==== Provided information ====

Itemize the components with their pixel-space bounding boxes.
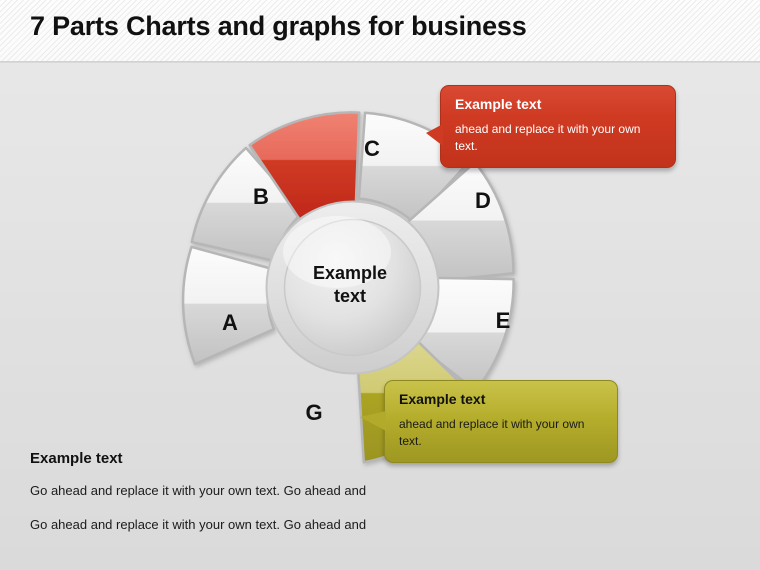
callout-red-tail xyxy=(426,124,443,146)
footer-title: Example text xyxy=(30,450,460,467)
hub-gloss xyxy=(283,216,391,288)
callout-red[interactable]: Example text ahead and replace it with y… xyxy=(440,85,676,168)
footer-text-block: Example text Go ahead and replace it wit… xyxy=(30,450,460,551)
callout-red-body: ahead and replace it with your own text. xyxy=(455,121,661,155)
callout-olive-tail xyxy=(360,411,386,431)
segment-A[interactable] xyxy=(183,247,274,364)
callout-red-title: Example text xyxy=(455,96,661,112)
callout-olive-body: ahead and replace it with your own text. xyxy=(399,416,603,450)
footer-line-2: Go ahead and replace it with your own te… xyxy=(30,517,460,532)
footer-line-1: Go ahead and replace it with your own te… xyxy=(30,483,460,498)
callout-red-box[interactable]: Example text ahead and replace it with y… xyxy=(440,85,676,168)
slide-canvas: 7 Parts Charts and graphs for business xyxy=(0,0,760,570)
callout-olive-title: Example text xyxy=(399,391,603,407)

====

§ **Exercise requirements**
Can you rewrite all the rows above as a numbered list, skipping blank lines and leaving out the picture?

§ **Completed exercise**
1. Itemize the components with their pixel-space bounding boxes.
2. callout-red-tail xyxy=(426,124,443,146)
3. footer-title: Example text xyxy=(30,450,460,467)
4. hub-gloss xyxy=(283,216,391,288)
5. callout-red[interactable]: Example text ahead and replace it with y… xyxy=(440,85,676,168)
6. footer-text-block: Example text Go ahead and replace it wit… xyxy=(30,450,460,551)
7. callout-red-body: ahead and replace it with your own text. xyxy=(455,121,661,155)
8. callout-olive-tail xyxy=(360,411,386,431)
9. segment-A[interactable] xyxy=(183,247,274,364)
10. callout-red-title: Example text xyxy=(455,96,661,112)
11. callout-olive-body: ahead and replace it with your own text. xyxy=(399,416,603,450)
12. footer-line-2: Go ahead and replace it with your own te… xyxy=(30,517,460,532)
13. footer-line-1: Go ahead and replace it with your own te… xyxy=(30,483,460,498)
14. callout-red-box[interactable]: Example text ahead and replace it with y… xyxy=(440,85,676,168)
15. slide-canvas: 7 Parts Charts and graphs for business xyxy=(0,0,760,570)
16. callout-olive-title: Example text xyxy=(399,391,603,407)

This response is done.